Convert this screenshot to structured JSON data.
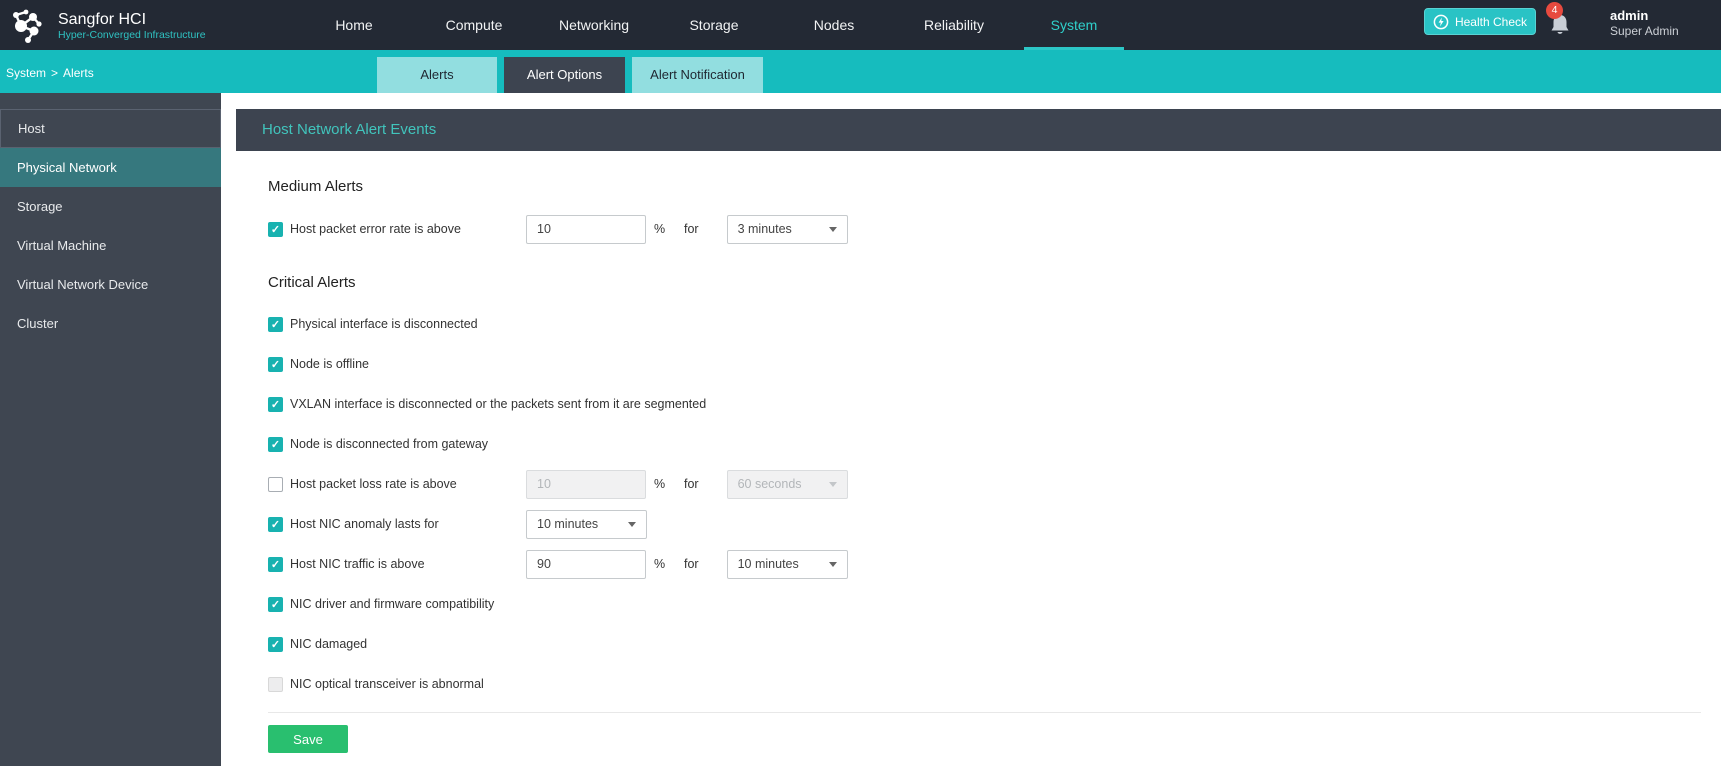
{
  "brand": {
    "title": "Sangfor HCI",
    "subtitle": "Hyper-Converged Infrastructure"
  },
  "nav": {
    "items": [
      {
        "label": "Home"
      },
      {
        "label": "Compute"
      },
      {
        "label": "Networking"
      },
      {
        "label": "Storage"
      },
      {
        "label": "Nodes"
      },
      {
        "label": "Reliability"
      },
      {
        "label": "System",
        "active": true
      }
    ]
  },
  "topbar_right": {
    "health_check_label": "Health Check",
    "notification_count": "4",
    "username": "admin",
    "role": "Super Admin"
  },
  "breadcrumb": {
    "section": "System",
    "separator": ">",
    "page": "Alerts"
  },
  "tabs": [
    {
      "label": "Alerts"
    },
    {
      "label": "Alert Options",
      "active": true
    },
    {
      "label": "Alert Notification"
    }
  ],
  "sidebar": {
    "items": [
      {
        "label": "Host"
      },
      {
        "label": "Physical Network",
        "active": true
      },
      {
        "label": "Storage"
      },
      {
        "label": "Virtual Machine"
      },
      {
        "label": "Virtual Network Device"
      },
      {
        "label": "Cluster"
      }
    ]
  },
  "content": {
    "title": "Host Network Alert Events",
    "medium": {
      "heading": "Medium Alerts",
      "rows": [
        {
          "label": "Host packet error rate is above",
          "checked": true,
          "value": "10",
          "unit": "%",
          "for_label": "for",
          "duration": "3 minutes"
        }
      ]
    },
    "critical": {
      "heading": "Critical Alerts",
      "rows": [
        {
          "label": "Physical interface is disconnected",
          "checked": true
        },
        {
          "label": "Node is offline",
          "checked": true
        },
        {
          "label": "VXLAN interface is disconnected or the packets sent from it are segmented",
          "checked": true
        },
        {
          "label": "Node is disconnected from gateway",
          "checked": true
        },
        {
          "label": "Host packet loss rate is above",
          "checked": false,
          "controls_disabled": true,
          "value": "10",
          "unit": "%",
          "for_label": "for",
          "duration": "60 seconds"
        },
        {
          "label": "Host NIC anomaly lasts for",
          "checked": true,
          "duration": "10 minutes"
        },
        {
          "label": "Host NIC traffic is above",
          "checked": true,
          "value": "90",
          "unit": "%",
          "for_label": "for",
          "duration": "10 minutes"
        },
        {
          "label": "NIC driver and firmware compatibility",
          "checked": true
        },
        {
          "label": "NIC damaged",
          "checked": true
        },
        {
          "label": "NIC optical transceiver is abnormal",
          "checked": false,
          "checkbox_disabled": true
        }
      ]
    },
    "save_label": "Save"
  },
  "colors": {
    "teal_bar": "#16bcbe",
    "nav_dark": "#232934",
    "panel_dark": "#3d4450",
    "sidebar_dark": "#3f4651",
    "sidebar_active_teal": "#36787e",
    "checkbox_teal": "#18b2b0",
    "title_teal": "#41c4bc",
    "save_green": "#29bf6f",
    "badge_red": "#e74a3f"
  }
}
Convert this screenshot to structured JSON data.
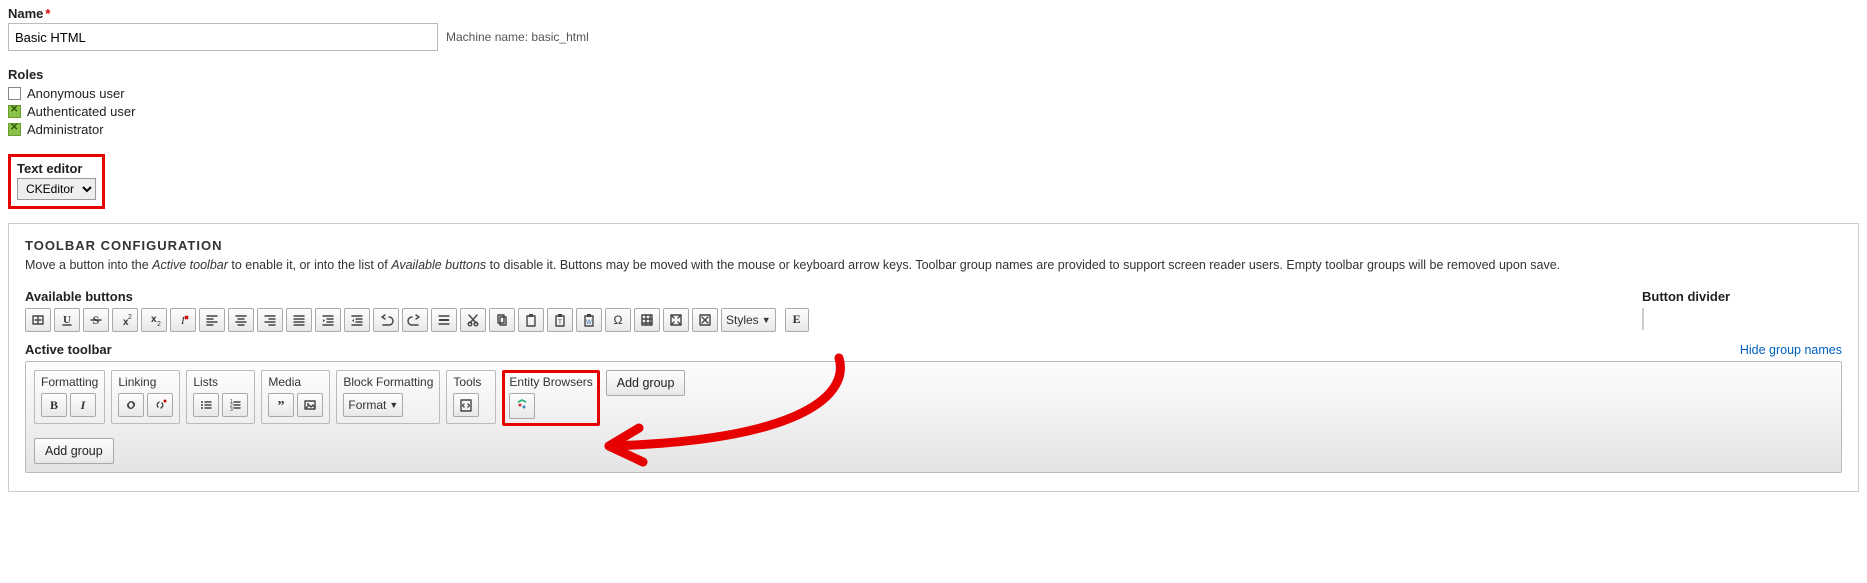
{
  "name_field": {
    "label": "Name",
    "value": "Basic HTML"
  },
  "machine_name": {
    "prefix": "Machine name:",
    "value": "basic_html"
  },
  "roles": {
    "label": "Roles",
    "items": [
      {
        "label": "Anonymous user",
        "checked": false
      },
      {
        "label": "Authenticated user",
        "checked": true
      },
      {
        "label": "Administrator",
        "checked": true
      }
    ]
  },
  "text_editor": {
    "label": "Text editor",
    "value": "CKEditor"
  },
  "toolbar_config": {
    "title": "TOOLBAR CONFIGURATION",
    "desc_pre": "Move a button into the ",
    "desc_em1": "Active toolbar",
    "desc_mid1": " to enable it, or into the list of ",
    "desc_em2": "Available buttons",
    "desc_mid2": " to disable it. Buttons may be moved with the mouse or keyboard arrow keys. Toolbar group names are provided to support screen reader users. Empty toolbar groups will be removed upon save.",
    "available_label": "Available buttons",
    "divider_label": "Button divider",
    "active_label": "Active toolbar",
    "hide_link": "Hide group names",
    "add_group": "Add group",
    "available_buttons": [
      "language",
      "underline",
      "strike",
      "superscript",
      "subscript",
      "remove-format",
      "align-left",
      "align-center",
      "align-right",
      "align-justify",
      "indent",
      "outdent",
      "undo",
      "redo",
      "hr",
      "cut",
      "copy",
      "paste",
      "paste-text",
      "paste-word",
      "special-char",
      "table",
      "maximize",
      "show-blocks"
    ],
    "styles_label": "Styles",
    "e_label": "E"
  },
  "active_groups": [
    {
      "name": "Formatting",
      "buttons": [
        "bold",
        "italic"
      ]
    },
    {
      "name": "Linking",
      "buttons": [
        "link",
        "unlink"
      ]
    },
    {
      "name": "Lists",
      "buttons": [
        "bulleted",
        "numbered"
      ]
    },
    {
      "name": "Media",
      "buttons": [
        "blockquote",
        "image"
      ]
    },
    {
      "name": "Block Formatting",
      "buttons": [
        "format-dropdown"
      ],
      "format_label": "Format"
    },
    {
      "name": "Tools",
      "buttons": [
        "source"
      ]
    },
    {
      "name": "Entity Browsers",
      "buttons": [
        "entity-browser"
      ],
      "highlight": true
    }
  ]
}
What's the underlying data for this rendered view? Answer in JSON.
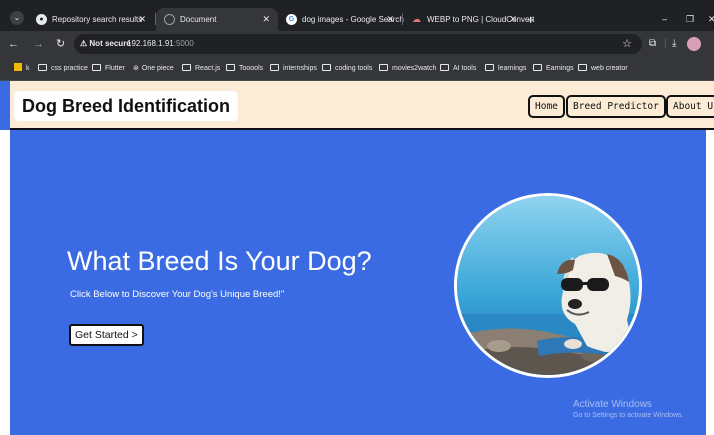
{
  "browser": {
    "tabs": [
      {
        "title": "Repository search results",
        "icon": "github-icon"
      },
      {
        "title": "Document",
        "icon": "globe-icon"
      },
      {
        "title": "dog images - Google Search",
        "icon": "google-icon"
      },
      {
        "title": "WEBP to PNG | CloudConvert",
        "icon": "cloud-icon"
      }
    ],
    "close_glyph": "✕",
    "new_tab_glyph": "+",
    "security_label": "Not secure",
    "url_host": "192.168.1.91",
    "url_port": ":5000",
    "bookmarks": [
      {
        "label": "k",
        "kind": "app"
      },
      {
        "label": "css practice",
        "kind": "folder"
      },
      {
        "label": "Flutter",
        "kind": "folder"
      },
      {
        "label": "One piece",
        "kind": "link"
      },
      {
        "label": "React.js",
        "kind": "folder"
      },
      {
        "label": "Tooools",
        "kind": "folder"
      },
      {
        "label": "internships",
        "kind": "folder"
      },
      {
        "label": "coding tools",
        "kind": "folder"
      },
      {
        "label": "movies2watch",
        "kind": "folder"
      },
      {
        "label": "AI tools",
        "kind": "folder"
      },
      {
        "label": "learnings",
        "kind": "folder"
      },
      {
        "label": "Earnings",
        "kind": "folder"
      },
      {
        "label": "web creator",
        "kind": "folder"
      }
    ]
  },
  "site": {
    "brand": "Dog Breed Identification",
    "nav": [
      {
        "label": "Home"
      },
      {
        "label": "Breed Predictor"
      },
      {
        "label": "About Us"
      }
    ],
    "hero": {
      "headline": "What Breed Is Your Dog?",
      "subline": "Click Below to Discover Your Dog's Unique Breed!\"",
      "cta_label": "Get Started >"
    }
  },
  "watermark": {
    "title": "Activate Windows",
    "subtitle": "Go to Settings to activate Windows."
  },
  "colors": {
    "hero_bg": "#3b6be3",
    "navbar_bg": "#fcebd5",
    "browser_dark": "#202124",
    "browser_toolbar": "#35363a"
  }
}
----------------
Repeat the records in full, exactly as they appear, without the pictures.

Convert this screenshot to structured JSON data.
{
  "brand": {
    "title": "Sangfor HCI",
    "subtitle": "Hyper-Converged Infrastructure"
  },
  "nav": {
    "items": [
      {
        "label": "Home"
      },
      {
        "label": "Compute"
      },
      {
        "label": "Networking"
      },
      {
        "label": "Storage"
      },
      {
        "label": "Nodes"
      },
      {
        "label": "Reliability"
      },
      {
        "label": "System",
        "active": true
      }
    ]
  },
  "topbar_right": {
    "health_check_label": "Health Check",
    "notification_count": "4",
    "username": "admin",
    "role": "Super Admin"
  },
  "breadcrumb": {
    "section": "System",
    "separator": ">",
    "page": "Alerts"
  },
  "tabs": [
    {
      "label": "Alerts"
    },
    {
      "label": "Alert Options",
      "active": true
    },
    {
      "label": "Alert Notification"
    }
  ],
  "sidebar": {
    "items": [
      {
        "label": "Host"
      },
      {
        "label": "Physical Network",
        "active": true
      },
      {
        "label": "Storage"
      },
      {
        "label": "Virtual Machine"
      },
      {
        "label": "Virtual Network Device"
      },
      {
        "label": "Cluster"
      }
    ]
  },
  "content": {
    "title": "Host Network Alert Events",
    "medium": {
      "heading": "Medium Alerts",
      "rows": [
        {
          "label": "Host packet error rate is above",
          "checked": true,
          "value": "10",
          "unit": "%",
          "for_label": "for",
          "duration": "3 minutes"
        }
      ]
    },
    "critical": {
      "heading": "Critical Alerts",
      "rows": [
        {
          "label": "Physical interface is disconnected",
          "checked": true
        },
        {
          "label": "Node is offline",
          "checked": true
        },
        {
          "label": "VXLAN interface is disconnected or the packets sent from it are segmented",
          "checked": true
        },
        {
          "label": "Node is disconnected from gateway",
          "checked": true
        },
        {
          "label": "Host packet loss rate is above",
          "checked": false,
          "controls_disabled": true,
          "value": "10",
          "unit": "%",
          "for_label": "for",
          "duration": "60 seconds"
        },
        {
          "label": "Host NIC anomaly lasts for",
          "checked": true,
          "duration": "10 minutes"
        },
        {
          "label": "Host NIC traffic is above",
          "checked": true,
          "value": "90",
          "unit": "%",
          "for_label": "for",
          "duration": "10 minutes"
        },
        {
          "label": "NIC driver and firmware compatibility",
          "checked": true
        },
        {
          "label": "NIC damaged",
          "checked": true
        },
        {
          "label": "NIC optical transceiver is abnormal",
          "checked": false,
          "checkbox_disabled": true
        }
      ]
    },
    "save_label": "Save"
  },
  "colors": {
    "teal_bar": "#16bcbe",
    "nav_dark": "#232934",
    "panel_dark": "#3d4450",
    "sidebar_dark": "#3f4651",
    "sidebar_active_teal": "#36787e",
    "checkbox_teal": "#18b2b0",
    "title_teal": "#41c4bc",
    "save_green": "#29bf6f",
    "badge_red": "#e74a3f"
  }
}
Convert this screenshot to structured JSON data.
{
  "name_field": {
    "label": "Name",
    "value": "Basic HTML"
  },
  "machine_name": {
    "prefix": "Machine name:",
    "value": "basic_html"
  },
  "roles": {
    "label": "Roles",
    "items": [
      {
        "label": "Anonymous user",
        "checked": false
      },
      {
        "label": "Authenticated user",
        "checked": true
      },
      {
        "label": "Administrator",
        "checked": true
      }
    ]
  },
  "text_editor": {
    "label": "Text editor",
    "value": "CKEditor"
  },
  "toolbar_config": {
    "title": "TOOLBAR CONFIGURATION",
    "desc_pre": "Move a button into the ",
    "desc_em1": "Active toolbar",
    "desc_mid1": " to enable it, or into the list of ",
    "desc_em2": "Available buttons",
    "desc_mid2": " to disable it. Buttons may be moved with the mouse or keyboard arrow keys. Toolbar group names are provided to support screen reader users. Empty toolbar groups will be removed upon save.",
    "available_label": "Available buttons",
    "divider_label": "Button divider",
    "active_label": "Active toolbar",
    "hide_link": "Hide group names",
    "add_group": "Add group",
    "available_buttons": [
      "language",
      "underline",
      "strike",
      "superscript",
      "subscript",
      "remove-format",
      "align-left",
      "align-center",
      "align-right",
      "align-justify",
      "indent",
      "outdent",
      "undo",
      "redo",
      "hr",
      "cut",
      "copy",
      "paste",
      "paste-text",
      "paste-word",
      "special-char",
      "table",
      "maximize",
      "show-blocks"
    ],
    "styles_label": "Styles",
    "e_label": "E"
  },
  "active_groups": [
    {
      "name": "Formatting",
      "buttons": [
        "bold",
        "italic"
      ]
    },
    {
      "name": "Linking",
      "buttons": [
        "link",
        "unlink"
      ]
    },
    {
      "name": "Lists",
      "buttons": [
        "bulleted",
        "numbered"
      ]
    },
    {
      "name": "Media",
      "buttons": [
        "blockquote",
        "image"
      ]
    },
    {
      "name": "Block Formatting",
      "buttons": [
        "format-dropdown"
      ],
      "format_label": "Format"
    },
    {
      "name": "Tools",
      "buttons": [
        "source"
      ]
    },
    {
      "name": "Entity Browsers",
      "buttons": [
        "entity-browser"
      ],
      "highlight": true
    }
  ]
}
What's the underlying data for this rendered view? Answer in JSON.
{
  "browser": {
    "tabs": [
      {
        "title": "Repository search results",
        "icon": "github-icon"
      },
      {
        "title": "Document",
        "icon": "globe-icon"
      },
      {
        "title": "dog images - Google Search",
        "icon": "google-icon"
      },
      {
        "title": "WEBP to PNG | CloudConvert",
        "icon": "cloud-icon"
      }
    ],
    "close_glyph": "✕",
    "new_tab_glyph": "+",
    "security_label": "Not secure",
    "url_host": "192.168.1.91",
    "url_port": ":5000",
    "bookmarks": [
      {
        "label": "k",
        "kind": "app"
      },
      {
        "label": "css practice",
        "kind": "folder"
      },
      {
        "label": "Flutter",
        "kind": "folder"
      },
      {
        "label": "One piece",
        "kind": "link"
      },
      {
        "label": "React.js",
        "kind": "folder"
      },
      {
        "label": "Tooools",
        "kind": "folder"
      },
      {
        "label": "internships",
        "kind": "folder"
      },
      {
        "label": "coding tools",
        "kind": "folder"
      },
      {
        "label": "movies2watch",
        "kind": "folder"
      },
      {
        "label": "AI tools",
        "kind": "folder"
      },
      {
        "label": "learnings",
        "kind": "folder"
      },
      {
        "label": "Earnings",
        "kind": "folder"
      },
      {
        "label": "web creator",
        "kind": "folder"
      }
    ]
  },
  "site": {
    "brand": "Dog Breed Identification",
    "nav": [
      {
        "label": "Home"
      },
      {
        "label": "Breed Predictor"
      },
      {
        "label": "About Us"
      }
    ],
    "hero": {
      "headline": "What Breed Is Your Dog?",
      "subline": "Click Below to Discover Your Dog's Unique Breed!\"",
      "cta_label": "Get Started >"
    }
  },
  "watermark": {
    "title": "Activate Windows",
    "subtitle": "Go to Settings to activate Windows."
  },
  "colors": {
    "hero_bg": "#3b6be3",
    "navbar_bg": "#fcebd5",
    "browser_dark": "#202124",
    "browser_toolbar": "#35363a"
  }
}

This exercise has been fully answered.